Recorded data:
--------
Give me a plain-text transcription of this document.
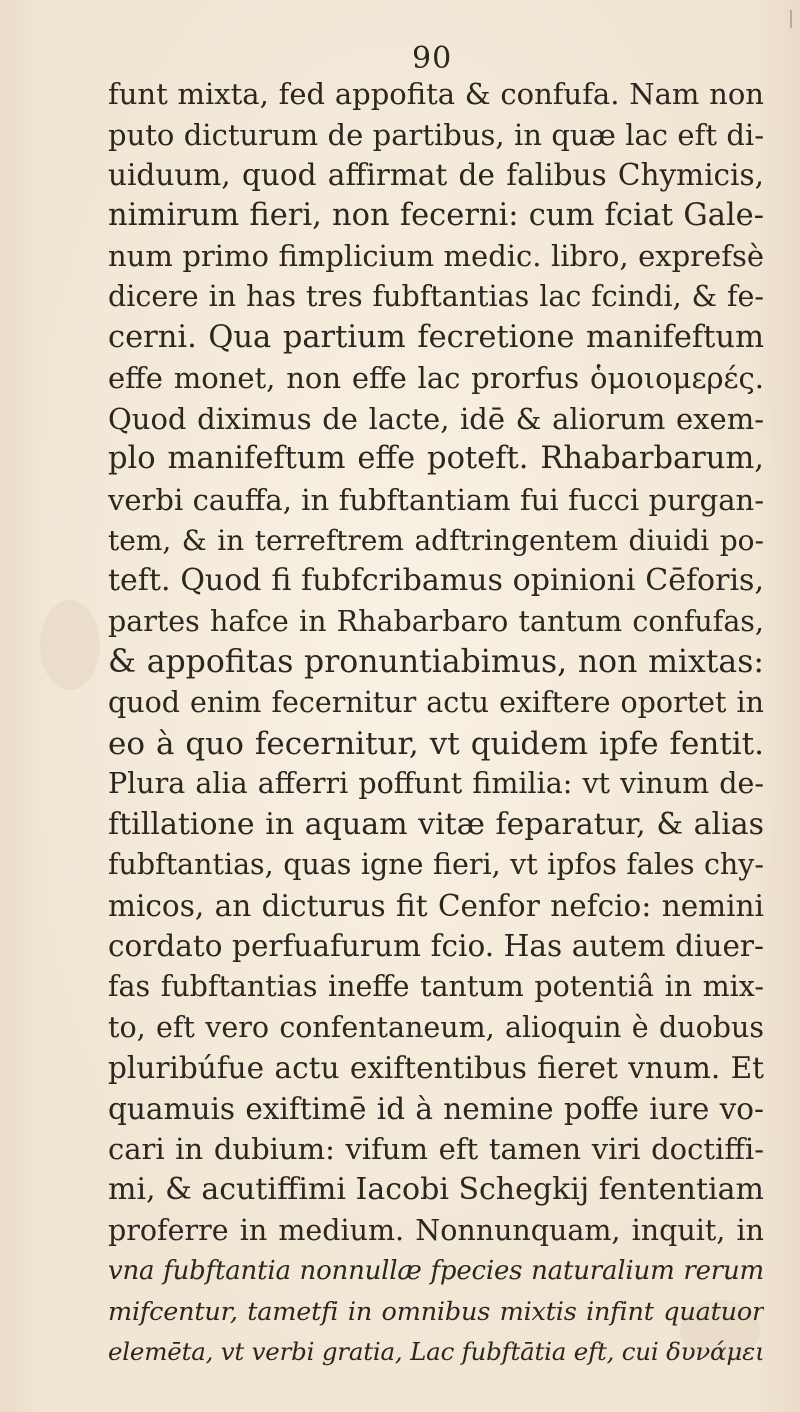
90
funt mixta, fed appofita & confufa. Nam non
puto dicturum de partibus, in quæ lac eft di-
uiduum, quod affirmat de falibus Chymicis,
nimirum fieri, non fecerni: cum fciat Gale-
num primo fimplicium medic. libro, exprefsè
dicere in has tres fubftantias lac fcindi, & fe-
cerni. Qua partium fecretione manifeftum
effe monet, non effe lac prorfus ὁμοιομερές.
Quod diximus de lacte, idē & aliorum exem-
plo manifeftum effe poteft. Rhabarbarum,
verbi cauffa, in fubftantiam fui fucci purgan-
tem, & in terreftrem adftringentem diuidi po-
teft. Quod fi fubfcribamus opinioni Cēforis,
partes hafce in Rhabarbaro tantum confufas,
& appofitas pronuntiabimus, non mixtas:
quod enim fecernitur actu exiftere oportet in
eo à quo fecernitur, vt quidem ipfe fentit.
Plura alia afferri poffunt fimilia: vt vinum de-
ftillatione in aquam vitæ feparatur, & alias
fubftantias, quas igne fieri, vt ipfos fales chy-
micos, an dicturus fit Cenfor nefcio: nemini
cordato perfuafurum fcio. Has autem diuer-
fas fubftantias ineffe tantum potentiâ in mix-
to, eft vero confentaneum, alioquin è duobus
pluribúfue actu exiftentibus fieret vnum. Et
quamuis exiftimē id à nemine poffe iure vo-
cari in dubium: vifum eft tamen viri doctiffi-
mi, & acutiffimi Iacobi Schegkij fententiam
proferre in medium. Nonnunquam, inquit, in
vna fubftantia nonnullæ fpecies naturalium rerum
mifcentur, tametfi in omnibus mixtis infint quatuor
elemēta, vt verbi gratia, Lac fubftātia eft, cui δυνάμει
--------
#### [Brief]
Copy each line above containing the string "fecernitur".

#### [Result of the task]
quod enim fecernitur actu exiftere oportet in
eo à quo fecernitur, vt quidem ipfe fentit.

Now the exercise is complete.